▶ PROBLEM TO WORK ON: Please restate the following records word for word.

▶ SUPPLIED DATA:
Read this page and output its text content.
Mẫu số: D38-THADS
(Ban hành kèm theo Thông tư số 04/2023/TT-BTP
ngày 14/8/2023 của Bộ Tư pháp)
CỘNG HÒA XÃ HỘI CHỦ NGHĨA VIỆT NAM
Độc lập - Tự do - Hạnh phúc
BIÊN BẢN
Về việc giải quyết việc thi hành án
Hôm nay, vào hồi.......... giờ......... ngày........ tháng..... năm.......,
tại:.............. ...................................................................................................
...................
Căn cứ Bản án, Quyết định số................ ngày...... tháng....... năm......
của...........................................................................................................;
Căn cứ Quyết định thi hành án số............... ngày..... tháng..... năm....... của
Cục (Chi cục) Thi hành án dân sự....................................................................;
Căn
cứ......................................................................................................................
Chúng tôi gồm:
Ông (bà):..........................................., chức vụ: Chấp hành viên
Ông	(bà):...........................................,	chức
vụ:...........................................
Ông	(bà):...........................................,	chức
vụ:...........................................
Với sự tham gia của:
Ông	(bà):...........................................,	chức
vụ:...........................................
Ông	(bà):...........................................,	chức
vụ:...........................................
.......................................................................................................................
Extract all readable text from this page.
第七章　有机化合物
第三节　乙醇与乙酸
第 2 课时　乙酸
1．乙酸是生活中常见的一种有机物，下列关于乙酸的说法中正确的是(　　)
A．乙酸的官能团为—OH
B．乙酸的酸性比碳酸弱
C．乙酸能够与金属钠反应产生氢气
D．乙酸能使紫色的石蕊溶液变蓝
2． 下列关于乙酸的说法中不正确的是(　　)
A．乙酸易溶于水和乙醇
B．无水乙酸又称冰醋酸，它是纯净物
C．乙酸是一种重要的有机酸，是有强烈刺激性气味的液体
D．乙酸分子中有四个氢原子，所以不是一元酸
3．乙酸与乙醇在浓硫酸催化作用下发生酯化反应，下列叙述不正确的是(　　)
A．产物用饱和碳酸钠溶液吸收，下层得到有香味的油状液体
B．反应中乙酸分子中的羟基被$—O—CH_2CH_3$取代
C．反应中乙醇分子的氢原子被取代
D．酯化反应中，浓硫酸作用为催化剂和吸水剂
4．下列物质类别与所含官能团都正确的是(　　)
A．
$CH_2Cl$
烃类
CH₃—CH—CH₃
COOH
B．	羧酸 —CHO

▶ EXERCISE OUTPUT:
Read this page and output its text content.
Mẫu số: D38-THADS
(Ban hành kèm theo Thông tư số 04/2023/TT-BTP
ngày 14/8/2023 của Bộ Tư pháp)
CỘNG HÒA XÃ HỘI CHỦ NGHĨA VIỆT NAM
Độc lập - Tự do - Hạnh phúc
BIÊN BẢN
Về việc giải quyết việc thi hành án
Hôm nay, vào hồi.......... giờ......... ngày........ tháng..... năm.......,
tại:.............. ...................................................................................................
...................
Căn cứ Bản án, Quyết định số................ ngày...... tháng....... năm......
của...........................................................................................................;
Căn cứ Quyết định thi hành án số............... ngày..... tháng..... năm....... của
Cục (Chi cục) Thi hành án dân sự....................................................................;
Căn
cứ......................................................................................................................
Chúng tôi gồm:
Ông (bà):..........................................., chức vụ: Chấp hành viên
Ông	(bà):...........................................,	chức
vụ:...........................................
Ông	(bà):...........................................,	chức
vụ:...........................................
Với sự tham gia của:
Ông	(bà):...........................................,	chức
vụ:...........................................
Ông	(bà):...........................................,	chức
vụ:...........................................
.......................................................................................................................
Extract all readable text from this page.
第七章　有机化合物
第三节　乙醇与乙酸
第 2 课时　乙酸
1．乙酸是生活中常见的一种有机物，下列关于乙酸的说法中正确的是(　　)
A．乙酸的官能团为—OH
B．乙酸的酸性比碳酸弱
C．乙酸能够与金属钠反应产生氢气
D．乙酸能使紫色的石蕊溶液变蓝
2． 下列关于乙酸的说法中不正确的是(　　)
A．乙酸易溶于水和乙醇
B．无水乙酸又称冰醋酸，它是纯净物
C．乙酸是一种重要的有机酸，是有强烈刺激性气味的液体
D．乙酸分子中有四个氢原子，所以不是一元酸
3．乙酸与乙醇在浓硫酸催化作用下发生酯化反应，下列叙述不正确的是(　　)
A．产物用饱和碳酸钠溶液吸收，下层得到有香味的油状液体
B．反应中乙酸分子中的羟基被$—O—CH_2CH_3$取代
C．反应中乙醇分子的氢原子被取代
D．酯化反应中，浓硫酸作用为催化剂和吸水剂
4．下列物质类别与所含官能团都正确的是(　　)
A．
$CH_2Cl$
烃类
CH₃—CH—CH₃
COOH
B．	羧酸 —CHO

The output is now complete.